Start Information provided

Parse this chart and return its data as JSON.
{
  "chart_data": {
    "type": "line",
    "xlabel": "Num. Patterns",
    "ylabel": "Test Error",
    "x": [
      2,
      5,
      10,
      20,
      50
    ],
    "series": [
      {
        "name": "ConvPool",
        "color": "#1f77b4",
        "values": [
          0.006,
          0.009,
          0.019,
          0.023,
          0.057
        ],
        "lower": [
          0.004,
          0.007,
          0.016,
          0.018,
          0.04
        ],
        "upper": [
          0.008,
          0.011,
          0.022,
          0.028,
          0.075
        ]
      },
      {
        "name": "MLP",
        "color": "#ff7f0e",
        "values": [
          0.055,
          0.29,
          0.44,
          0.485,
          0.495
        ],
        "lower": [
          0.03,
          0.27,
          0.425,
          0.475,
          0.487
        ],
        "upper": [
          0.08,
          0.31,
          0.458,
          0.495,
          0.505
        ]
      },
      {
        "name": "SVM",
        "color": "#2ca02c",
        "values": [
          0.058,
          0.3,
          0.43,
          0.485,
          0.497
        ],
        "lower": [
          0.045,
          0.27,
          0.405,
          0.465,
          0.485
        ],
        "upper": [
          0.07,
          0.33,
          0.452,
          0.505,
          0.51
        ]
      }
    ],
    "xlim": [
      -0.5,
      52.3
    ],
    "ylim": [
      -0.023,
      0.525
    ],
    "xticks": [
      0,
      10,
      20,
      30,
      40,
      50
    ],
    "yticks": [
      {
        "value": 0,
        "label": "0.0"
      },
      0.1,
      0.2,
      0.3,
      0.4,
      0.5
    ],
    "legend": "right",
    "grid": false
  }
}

End Information provided

- Task description
Using the exact wording, write out all of the records.

- Correct response
Parse this chart and return its data as JSON.
{
  "chart_data": {
    "type": "line",
    "xlabel": "Num. Patterns",
    "ylabel": "Test Error",
    "x": [
      2,
      5,
      10,
      20,
      50
    ],
    "series": [
      {
        "name": "ConvPool",
        "color": "#1f77b4",
        "values": [
          0.006,
          0.009,
          0.019,
          0.023,
          0.057
        ],
        "lower": [
          0.004,
          0.007,
          0.016,
          0.018,
          0.04
        ],
        "upper": [
          0.008,
          0.011,
          0.022,
          0.028,
          0.075
        ]
      },
      {
        "name": "MLP",
        "color": "#ff7f0e",
        "values": [
          0.055,
          0.29,
          0.44,
          0.485,
          0.495
        ],
        "lower": [
          0.03,
          0.27,
          0.425,
          0.475,
          0.487
        ],
        "upper": [
          0.08,
          0.31,
          0.458,
          0.495,
          0.505
        ]
      },
      {
        "name": "SVM",
        "color": "#2ca02c",
        "values": [
          0.058,
          0.3,
          0.43,
          0.485,
          0.497
        ],
        "lower": [
          0.045,
          0.27,
          0.405,
          0.465,
          0.485
        ],
        "upper": [
          0.07,
          0.33,
          0.452,
          0.505,
          0.51
        ]
      }
    ],
    "xlim": [
      -0.5,
      52.3
    ],
    "ylim": [
      -0.023,
      0.525
    ],
    "xticks": [
      0,
      10,
      20,
      30,
      40,
      50
    ],
    "yticks": [
      {
        "value": 0,
        "label": "0.0"
      },
      0.1,
      0.2,
      0.3,
      0.4,
      0.5
    ],
    "legend": "right",
    "grid": false
  }
}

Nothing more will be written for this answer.